====== Provided information ======

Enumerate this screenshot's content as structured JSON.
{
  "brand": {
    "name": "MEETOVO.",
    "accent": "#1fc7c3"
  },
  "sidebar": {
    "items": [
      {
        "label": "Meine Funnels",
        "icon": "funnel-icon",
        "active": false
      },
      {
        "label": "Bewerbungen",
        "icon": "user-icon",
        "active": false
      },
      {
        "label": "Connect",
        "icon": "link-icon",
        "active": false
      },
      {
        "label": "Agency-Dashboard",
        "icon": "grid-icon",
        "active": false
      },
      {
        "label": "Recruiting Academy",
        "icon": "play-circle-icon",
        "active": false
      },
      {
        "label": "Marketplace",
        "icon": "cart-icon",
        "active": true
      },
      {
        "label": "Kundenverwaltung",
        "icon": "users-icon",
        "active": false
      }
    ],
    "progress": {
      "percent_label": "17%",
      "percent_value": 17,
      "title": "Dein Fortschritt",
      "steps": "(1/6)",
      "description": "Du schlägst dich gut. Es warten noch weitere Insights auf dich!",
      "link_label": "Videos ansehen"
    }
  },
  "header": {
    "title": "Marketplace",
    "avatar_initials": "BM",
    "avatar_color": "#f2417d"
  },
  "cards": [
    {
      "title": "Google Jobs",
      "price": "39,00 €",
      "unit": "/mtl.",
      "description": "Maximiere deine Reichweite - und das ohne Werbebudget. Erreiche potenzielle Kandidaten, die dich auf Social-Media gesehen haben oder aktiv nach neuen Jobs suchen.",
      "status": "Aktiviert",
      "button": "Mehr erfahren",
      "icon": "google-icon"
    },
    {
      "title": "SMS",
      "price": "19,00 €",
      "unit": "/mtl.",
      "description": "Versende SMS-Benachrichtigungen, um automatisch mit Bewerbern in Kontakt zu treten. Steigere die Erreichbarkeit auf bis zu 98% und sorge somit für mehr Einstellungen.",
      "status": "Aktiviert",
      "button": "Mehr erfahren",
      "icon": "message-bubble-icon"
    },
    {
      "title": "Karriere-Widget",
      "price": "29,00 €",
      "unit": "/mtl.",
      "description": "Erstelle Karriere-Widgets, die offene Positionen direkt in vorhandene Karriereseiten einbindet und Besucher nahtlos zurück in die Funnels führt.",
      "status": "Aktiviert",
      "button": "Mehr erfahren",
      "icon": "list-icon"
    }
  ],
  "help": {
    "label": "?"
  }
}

======

◆ Task requirements:
Word for word, extract all the records.

◆ Written solution:
Enumerate this screenshot's content as structured JSON.
{
  "brand": {
    "name": "MEETOVO.",
    "accent": "#1fc7c3"
  },
  "sidebar": {
    "items": [
      {
        "label": "Meine Funnels",
        "icon": "funnel-icon",
        "active": false
      },
      {
        "label": "Bewerbungen",
        "icon": "user-icon",
        "active": false
      },
      {
        "label": "Connect",
        "icon": "link-icon",
        "active": false
      },
      {
        "label": "Agency-Dashboard",
        "icon": "grid-icon",
        "active": false
      },
      {
        "label": "Recruiting Academy",
        "icon": "play-circle-icon",
        "active": false
      },
      {
        "label": "Marketplace",
        "icon": "cart-icon",
        "active": true
      },
      {
        "label": "Kundenverwaltung",
        "icon": "users-icon",
        "active": false
      }
    ],
    "progress": {
      "percent_label": "17%",
      "percent_value": 17,
      "title": "Dein Fortschritt",
      "steps": "(1/6)",
      "description": "Du schlägst dich gut. Es warten noch weitere Insights auf dich!",
      "link_label": "Videos ansehen"
    }
  },
  "header": {
    "title": "Marketplace",
    "avatar_initials": "BM",
    "avatar_color": "#f2417d"
  },
  "cards": [
    {
      "title": "Google Jobs",
      "price": "39,00 €",
      "unit": "/mtl.",
      "description": "Maximiere deine Reichweite - und das ohne Werbebudget. Erreiche potenzielle Kandidaten, die dich auf Social-Media gesehen haben oder aktiv nach neuen Jobs suchen.",
      "status": "Aktiviert",
      "button": "Mehr erfahren",
      "icon": "google-icon"
    },
    {
      "title": "SMS",
      "price": "19,00 €",
      "unit": "/mtl.",
      "description": "Versende SMS-Benachrichtigungen, um automatisch mit Bewerbern in Kontakt zu treten. Steigere die Erreichbarkeit auf bis zu 98% und sorge somit für mehr Einstellungen.",
      "status": "Aktiviert",
      "button": "Mehr erfahren",
      "icon": "message-bubble-icon"
    },
    {
      "title": "Karriere-Widget",
      "price": "29,00 €",
      "unit": "/mtl.",
      "description": "Erstelle Karriere-Widgets, die offene Positionen direkt in vorhandene Karriereseiten einbindet und Besucher nahtlos zurück in die Funnels führt.",
      "status": "Aktiviert",
      "button": "Mehr erfahren",
      "icon": "list-icon"
    }
  ],
  "help": {
    "label": "?"
  }
}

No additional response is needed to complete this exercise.